What you have to do: Search the records for the word "cédula" and report each line that has it.

Data extract:
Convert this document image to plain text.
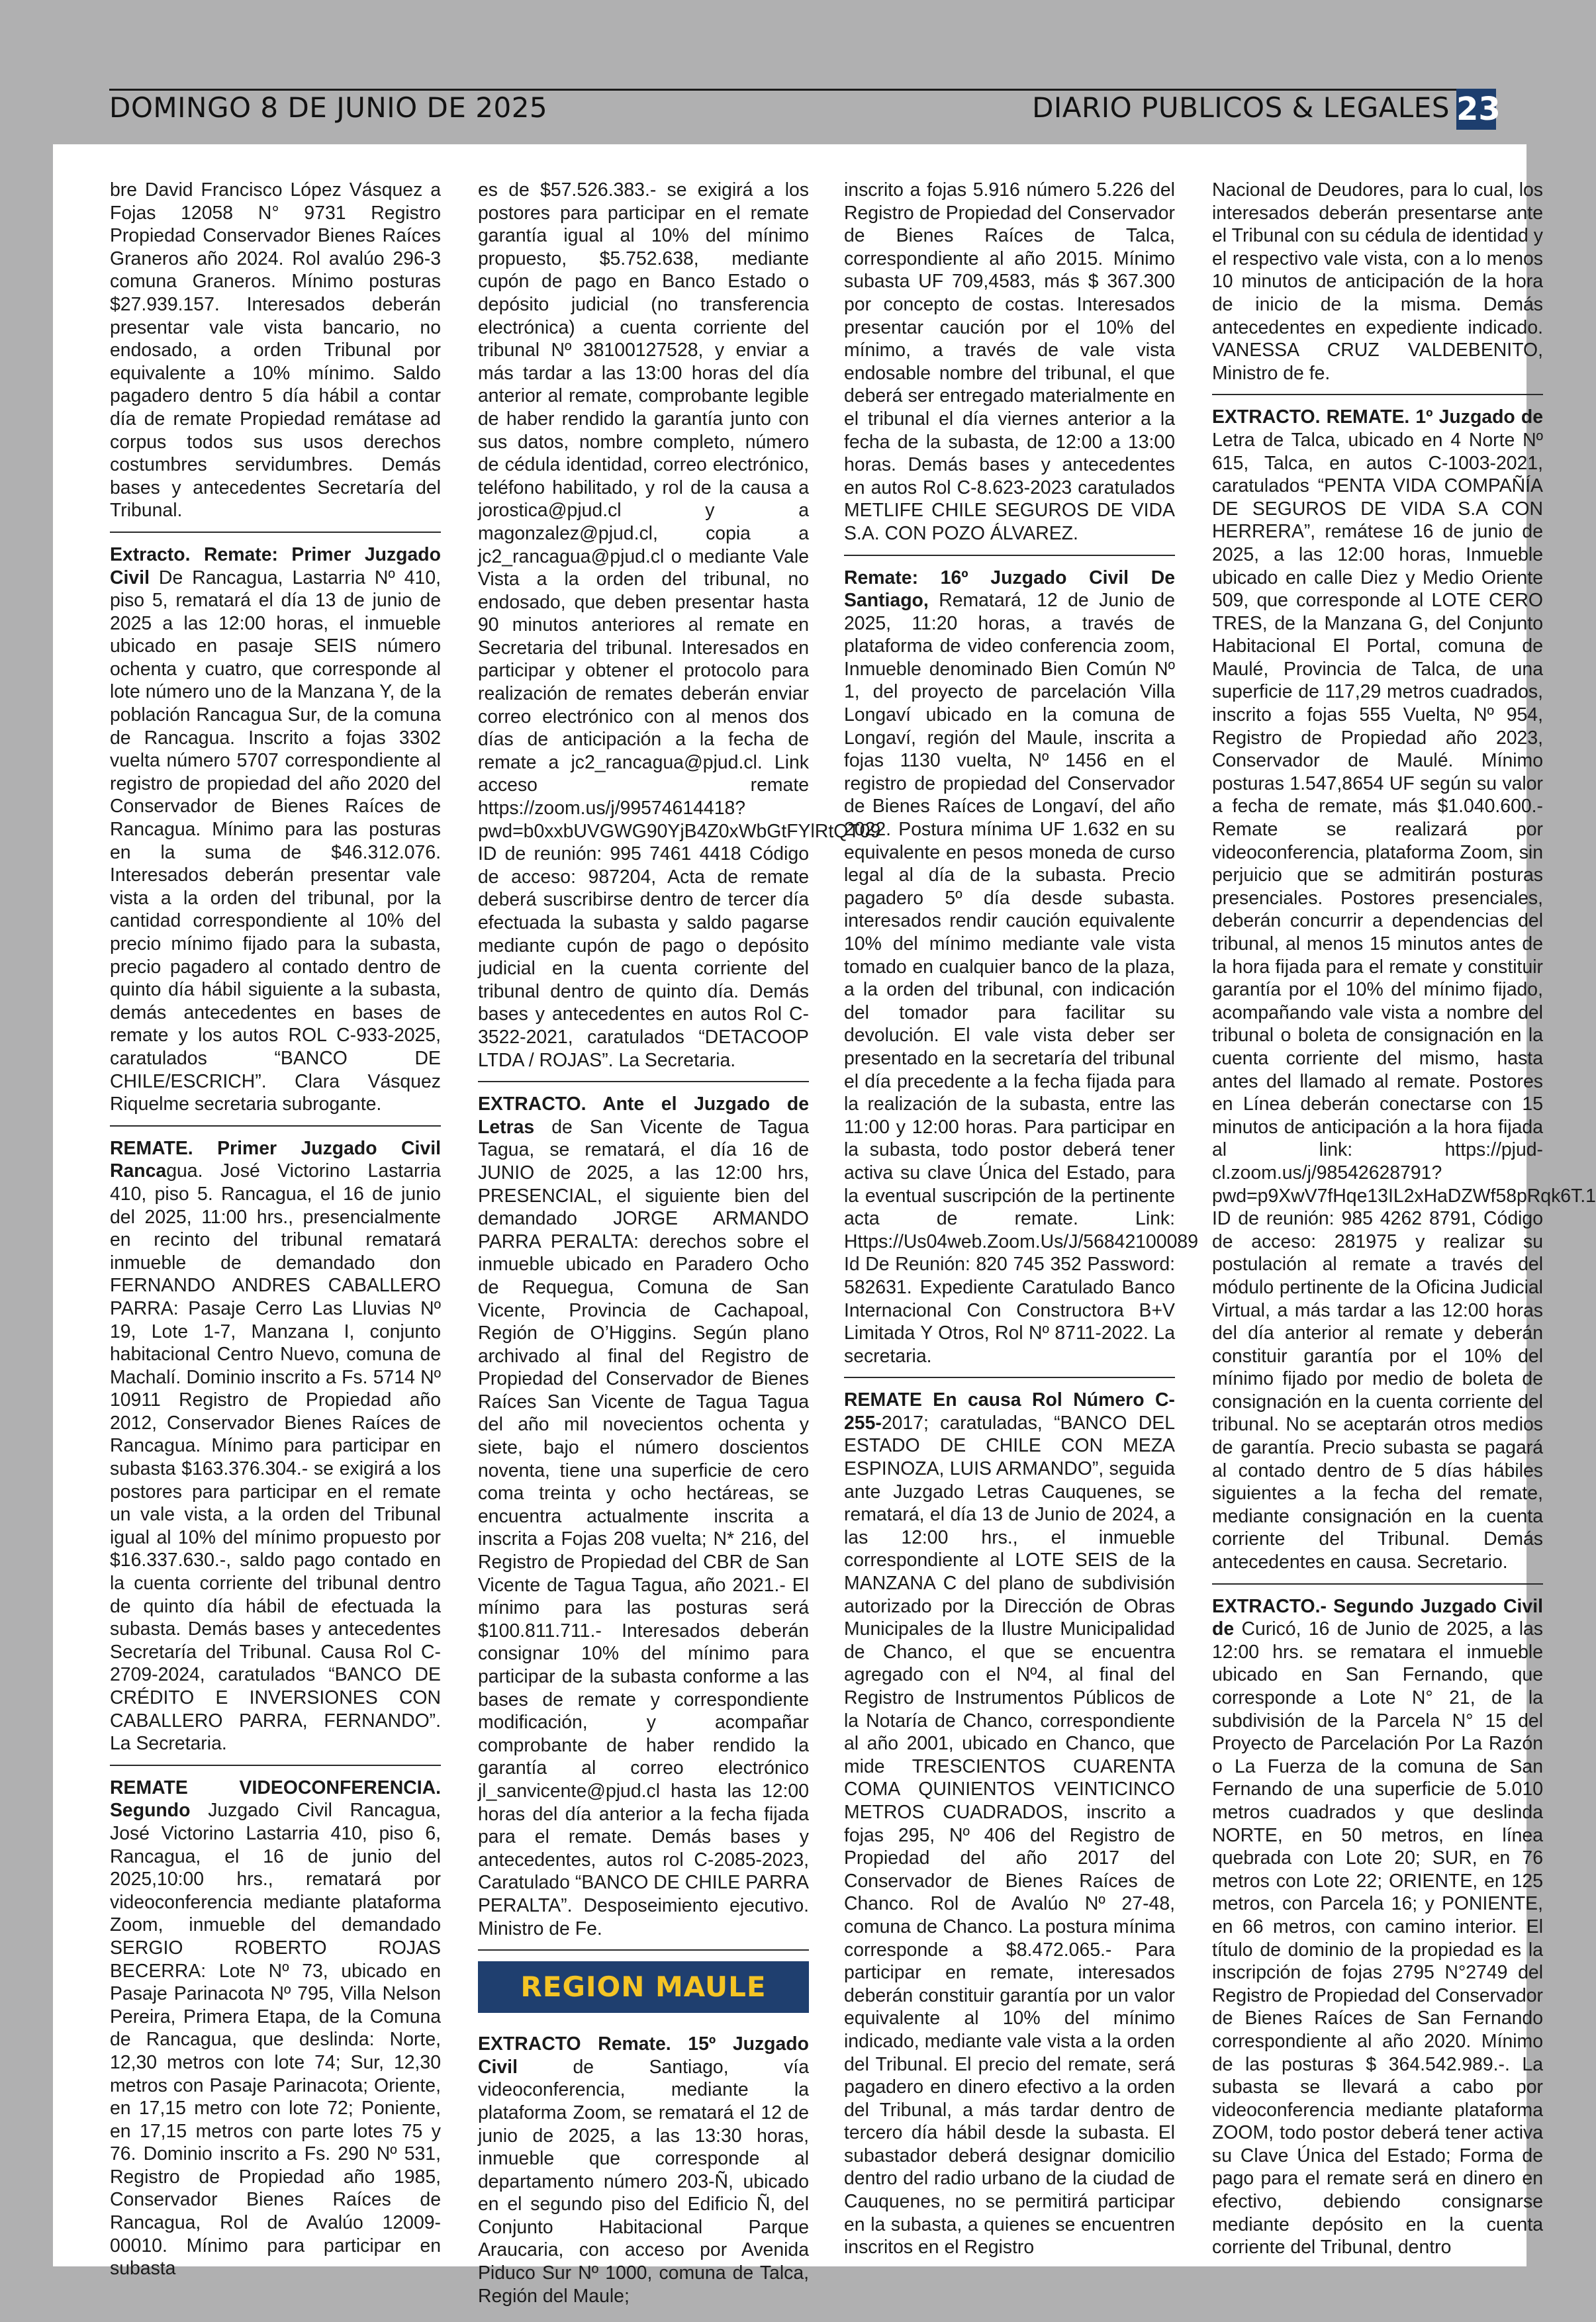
DOMINGO 8 DE JUNIO DE 2025	DIARIO PUBLICOS & LEGALES 23

bre David Francisco López Vásquez a Fojas 12058 N° 9731 Registro Propiedad Conservador Bienes Raíces Graneros año 2024. Rol avalúo 296-3 comuna Graneros. Mínimo posturas $27.939.157. Interesados deberán presentar vale vista bancario, no endosado, a orden Tribunal por equivalente a 10% mínimo. Saldo pagadero dentro 5 día hábil a contar día de remate Propiedad remátase ad corpus todos sus usos derechos costumbres servidumbres. Demás bases y antecedentes Secretaría del Tribunal.

Extracto. Remate: Primer Juzgado Civil De Rancagua, Lastarria Nº 410, piso 5, rematará el día 13 de junio de 2025 a las 12:00 horas, el inmueble ubicado en pasaje SEIS número ochenta y cuatro, que corresponde al lote número uno de la Manzana Y, de la población Rancagua Sur, de la comuna de Rancagua. Inscrito a fojas 3302 vuelta número 5707 correspondiente al registro de propiedad del año 2020 del Conservador de Bienes Raíces de Rancagua. Mínimo para las posturas en la suma de $46.312.076. Interesados deberán presentar vale vista a la orden del tribunal, por la cantidad correspondiente al 10% del precio mínimo fijado para la subasta, precio pagadero al contado dentro de quinto día hábil siguiente a la subasta, demás antecedentes en bases de remate y los autos ROL C-933-2025, caratulados “BANCO DE CHILE/ESCRICH”. Clara Vásquez Riquelme secretaria subrogante.

REMATE. Primer Juzgado Civil Rancagua. José Victorino Lastarria 410, piso 5. Rancagua, el 16 de junio del 2025, 11:00 hrs., presencialmente en recinto del tribunal rematará inmueble de demandado don FERNANDO ANDRES CABALLERO PARRA: Pasaje Cerro Las Lluvias Nº 19, Lote 1-7, Manzana I, conjunto habitacional Centro Nuevo, comuna de Machalí. Dominio inscrito a Fs. 5714 Nº 10911 Registro de Propiedad año 2012, Conservador Bienes Raíces de Rancagua. Mínimo para participar en subasta $163.376.304.- se exigirá a los postores para participar en el remate un vale vista, a la orden del Tribunal igual al 10% del mínimo propuesto por $16.337.630.-, saldo pago contado en la cuenta corriente del tribunal dentro de quinto día hábil de efectuada la subasta. Demás bases y antecedentes Secretaría del Tribunal. Causa Rol C-2709-2024, caratulados “BANCO DE CRÉDITO E INVERSIONES CON CABALLERO PARRA, FERNANDO”. La Secretaria.

REMATE VIDEOCONFERENCIA. Segundo Juzgado Civil Rancagua, José Victorino Lastarria 410, piso 6, Rancagua, el 16 de junio del 2025,10:00 hrs., rematará por videoconferencia mediante plataforma Zoom, inmueble del demandado SERGIO ROBERTO ROJAS BECERRA: Lote Nº 73, ubicado en Pasaje Parinacota Nº 795, Villa Nelson Pereira, Primera Etapa, de la Comuna de Rancagua, que deslinda: Norte, 12,30 metros con lote 74; Sur, 12,30 metros con Pasaje Parinacota; Oriente, en 17,15 metro con lote 72; Poniente, en 17,15 metros con parte lotes 75 y 76. Dominio inscrito a Fs. 290 Nº 531, Registro de Propiedad año 1985, Conservador Bienes Raíces de Rancagua, Rol de Avalúo 12009-00010. Mínimo para participar en subasta

es de $57.526.383.- se exigirá a los postores para participar en el remate garantía igual al 10% del mínimo propuesto, $5.752.638, mediante cupón de pago en Banco Estado o depósito judicial (no transferencia electrónica) a cuenta corriente del tribunal Nº 38100127528, y enviar a más tardar a las 13:00 horas del día anterior al remate, comprobante legible de haber rendido la garantía junto con sus datos, nombre completo, número de cédula identidad, correo electrónico, teléfono habilitado, y rol de la causa a jorostica@pjud.cl y a magonzalez@pjud.cl, copia a jc2_rancagua@pjud.cl o mediante Vale Vista a la orden del tribunal, no endosado, que deben presentar hasta 90 minutos anteriores al remate en Secretaria del tribunal. Interesados en participar y obtener el protocolo para realización de remates deberán enviar correo electrónico con al menos dos días de anticipación a la fecha de remate a jc2_rancagua@pjud.cl. Link acceso remate https://zoom.us/j/99574614418?pwd=b0xxbUVGWG90YjB4Z0xWbGtFYlRtQT09 ID de reunión: 995 7461 4418 Código de acceso: 987204, Acta de remate deberá suscribirse dentro de tercer día efectuada la subasta y saldo pagarse mediante cupón de pago o depósito judicial en la cuenta corriente del tribunal dentro de quinto día. Demás bases y antecedentes en autos Rol C-3522-2021, caratulados “DETACOOP LTDA / ROJAS”. La Secretaria.

EXTRACTO. Ante el Juzgado de Letras de San Vicente de Tagua Tagua, se rematará, el día 16 de JUNIO de 2025, a las 12:00 hrs, PRESENCIAL, el siguiente bien del demandado JORGE ARMANDO PARRA PERALTA: derechos sobre el inmueble ubicado en Paradero Ocho de Requegua, Comuna de San Vicente, Provincia de Cachapoal, Región de O’Higgins. Según plano archivado al final del Registro de Propiedad del Conservador de Bienes Raíces San Vicente de Tagua Tagua del año mil novecientos ochenta y siete, bajo el número doscientos noventa, tiene una superficie de cero coma treinta y ocho hectáreas, se encuentra actualmente inscrita a inscrita a Fojas 208 vuelta; N* 216, del Registro de Propiedad del CBR de San Vicente de Tagua Tagua, año 2021.- El mínimo para las posturas será $100.811.711.- Interesados deberán consignar 10% del mínimo para participar de la subasta conforme a las bases de remate y correspondiente modificación, y acompañar comprobante de haber rendido la garantía al correo electrónico jl_sanvicente@pjud.cl hasta las 12:00 horas del día anterior a la fecha fijada para el remate. Demás bases y antecedentes, autos rol C-2085-2023, Caratulado “BANCO DE CHILE PARRA PERALTA”. Desposeimiento ejecutivo. Ministro de Fe.

REGION MAULE

EXTRACTO Remate. 15º Juzgado Civil de Santiago, vía videoconferencia, mediante la plataforma Zoom, se rematará el 12 de junio de 2025, a las 13:30 horas, inmueble que corresponde al departamento número 203-Ñ, ubicado en el segundo piso del Edificio Ñ, del Conjunto Habitacional Parque Araucaria, con acceso por Avenida Piduco Sur Nº 1000, comuna de Talca, Región del Maule;

inscrito a fojas 5.916 número 5.226 del Registro de Propiedad del Conservador de Bienes Raíces de Talca, correspondiente al año 2015. Mínimo subasta UF 709,4583, más $ 367.300 por concepto de costas. Interesados presentar caución por el 10% del mínimo, a través de vale vista endosable nombre del tribunal, el que deberá ser entregado materialmente en el tribunal el día viernes anterior a la fecha de la subasta, de 12:00 a 13:00 horas. Demás bases y antecedentes en autos Rol C-8.623-2023 caratulados METLIFE CHILE SEGUROS DE VIDA S.A. CON POZO ÁLVAREZ.

Remate: 16º Juzgado Civil De Santiago, Rematará, 12 de Junio de 2025, 11:20 horas, a través de plataforma de video conferencia zoom, Inmueble denominado Bien Común Nº 1, del proyecto de parcelación Villa Longaví ubicado en la comuna de Longaví, región del Maule, inscrita a fojas 1130 vuelta, Nº 1456 en el registro de propiedad del Conservador de Bienes Raíces de Longaví, del año 2022. Postura mínima UF 1.632 en su equivalente en pesos moneda de curso legal al día de la subasta. Precio pagadero 5º día desde subasta. interesados rendir caución equivalente 10% del mínimo mediante vale vista tomado en cualquier banco de la plaza, a la orden del tribunal, con indicación del tomador para facilitar su devolución. El vale vista deber ser presentado en la secretaría del tribunal el día precedente a la fecha fijada para la realización de la subasta, entre las 11:00 y 12:00 horas. Para participar en la subasta, todo postor deberá tener activa su clave Única del Estado, para la eventual suscripción de la pertinente acta de remate. Link: Https://Us04web.Zoom.Us/J/56842100089 Id De Reunión: 820 745 352 Password: 582631. Expediente Caratulado Banco Internacional Con Constructora B+V Limitada Y Otros, Rol Nº 8711-2022. La secretaria.

REMATE En causa Rol Número C-255-2017; caratuladas, “BANCO DEL ESTADO DE CHILE CON MEZA ESPINOZA, LUIS ARMANDO”, seguida ante Juzgado Letras Cauquenes, se rematará, el día 13 de Junio de 2024, a las 12:00 hrs., el inmueble correspondiente al LOTE SEIS de la MANZANA C del plano de subdivisión autorizado por la Dirección de Obras Municipales de la Ilustre Municipalidad de Chanco, el que se encuentra agregado con el Nº4, al final del Registro de Instrumentos Públicos de la Notaría de Chanco, correspondiente al año 2001, ubicado en Chanco, que mide TRESCIENTOS CUARENTA COMA QUINIENTOS VEINTICINCO METROS CUADRADOS, inscrito a fojas 295, Nº 406 del Registro de Propiedad del año 2017 del Conservador de Bienes Raíces de Chanco. Rol de Avalúo Nº 27-48, comuna de Chanco. La postura mínima corresponde a $8.472.065.- Para participar en remate, interesados deberán constituir garantía por un valor equivalente al 10% del mínimo indicado, mediante vale vista a la orden del Tribunal. El precio del remate, será pagadero en dinero efectivo a la orden del Tribunal, a más tardar dentro de tercero día hábil desde la subasta. El subastador deberá designar domicilio dentro del radio urbano de la ciudad de Cauquenes, no se permitirá participar en la subasta, a quienes se encuentren inscritos en el Registro

Nacional de Deudores, para lo cual, los interesados deberán presentarse ante el Tribunal con su cédula de identidad y el respectivo vale vista, con a lo menos 10 minutos de anticipación de la hora de inicio de la misma. Demás antecedentes en expediente indicado. VANESSA CRUZ VALDEBENITO, Ministro de fe.

EXTRACTO. REMATE. 1º Juzgado de Letra de Talca, ubicado en 4 Norte Nº 615, Talca, en autos C-1003-2021, caratulados “PENTA VIDA COMPAÑÍA DE SEGUROS DE VIDA S.A CON HERRERA”, remátese 16 de junio de 2025, a las 12:00 horas, Inmueble ubicado en calle Diez y Medio Oriente 509, que corresponde al LOTE CERO TRES, de la Manzana G, del Conjunto Habitacional El Portal, comuna de Maulé, Provincia de Talca, de una superficie de 117,29 metros cuadrados, inscrito a fojas 555 Vuelta, Nº 954, Registro de Propiedad año 2023, Conservador de Maulé. Mínimo posturas 1.547,8654 UF según su valor a fecha de remate, más $1.040.600.- Remate se realizará por videoconferencia, plataforma Zoom, sin perjuicio que se admitirán posturas presenciales. Postores presenciales, deberán concurrir a dependencias del tribunal, al menos 15 minutos antes de la hora fijada para el remate y constituir garantía por el 10% del mínimo fijado, acompañando vale vista a nombre del tribunal o boleta de consignación en la cuenta corriente del mismo, hasta antes del llamado al remate. Postores en Línea deberán conectarse con 15 minutos de anticipación a la hora fijada al link: https://pjud-cl.zoom.us/j/98542628791?pwd=p9XwV7fHqe13IL2xHaDZWf58pRqk6T.1 ID de reunión: 985 4262 8791, Código de acceso: 281975 y realizar su postulación al remate a través del módulo pertinente de la Oficina Judicial Virtual, a más tardar a las 12:00 horas del día anterior al remate y deberán constituir garantía por el 10% del mínimo fijado por medio de boleta de consignación en la cuenta corriente del tribunal. No se aceptarán otros medios de garantía. Precio subasta se pagará al contado dentro de 5 días hábiles siguientes a la fecha del remate, mediante consignación en la cuenta corriente del Tribunal. Demás antecedentes en causa. Secretario.

EXTRACTO.- Segundo Juzgado Civil de Curicó, 16 de Junio de 2025, a las 12:00 hrs. se rematara el inmueble ubicado en San Fernando, que corresponde a Lote N° 21, de la subdivisión de la Parcela N° 15 del Proyecto de Parcelación Por La Razón o La Fuerza de la comuna de San Fernando de una superficie de 5.010 metros cuadrados y que deslinda NORTE, en 50 metros, en línea quebrada con Lote 20; SUR, en 76 metros con Lote 22; ORIENTE, en 125 metros, con Parcela 16; y PONIENTE, en 66 metros, con camino interior. El título de dominio de la propiedad es la inscripción de fojas 2795 N°2749 del Registro de Propiedad del Conservador de Bienes Raíces de San Fernando correspondiente al año 2020. Mínimo de las posturas $ 364.542.989.-. La subasta se llevará a cabo por videoconferencia mediante plataforma ZOOM, todo postor deberá tener activa su Clave Única del Estado; Forma de pago para el remate será en dinero en efectivo, debiendo consignarse mediante depósito en la cuenta corriente del Tribunal, dentro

Output of the task:
es de $57.526.383.- se exigirá a los postores para participar en el remate garantía igual al 10% del mínimo propuesto, $5.752.638, mediante cupón de pago en Banco Estado o depósito judicial (no transferencia electrónica) a cuenta corriente del tribunal Nº 38100127528, y enviar a más tardar a las 13:00 horas del día anterior al remate, comprobante legible de haber rendido la garantía junto con sus datos, nombre completo, número de cédula identidad, correo electrónico, teléfono habilitado, y rol de la causa a jorostica@pjud.cl y a magonzalez@pjud.cl, copia a jc2_rancagua@pjud.cl o mediante Vale Vista a la orden del tribunal, no endosado, que deben presentar hasta 90 minutos anteriores al remate en Secretaria del tribunal. Interesados en participar y obtener el protocolo para realización de remates deberán enviar correo electrónico con al menos dos días de anticipación a la fecha de remate a jc2_rancagua@pjud.cl. Link acceso remate https://zoom.us/j/99574614418?pwd=b0xxbUVGWG90YjB4Z0xWbGtFYlRtQT09 ID de reunión: 995 7461 4418 Código de acceso: 987204, Acta de remate deberá suscribirse dentro de tercer día efectuada la subasta y saldo pagarse mediante cupón de pago o depósito judicial en la cuenta corriente del tribunal dentro de quinto día. Demás bases y antecedentes en autos Rol C-3522-2021, caratulados “DETACOOP LTDA / ROJAS”. La Secretaria.
Nacional de Deudores, para lo cual, los interesados deberán presentarse ante el Tribunal con su cédula de identidad y el respectivo vale vista, con a lo menos 10 minutos de anticipación de la hora de inicio de la misma. Demás antecedentes en expediente indicado. VANESSA CRUZ VALDEBENITO, Ministro de fe.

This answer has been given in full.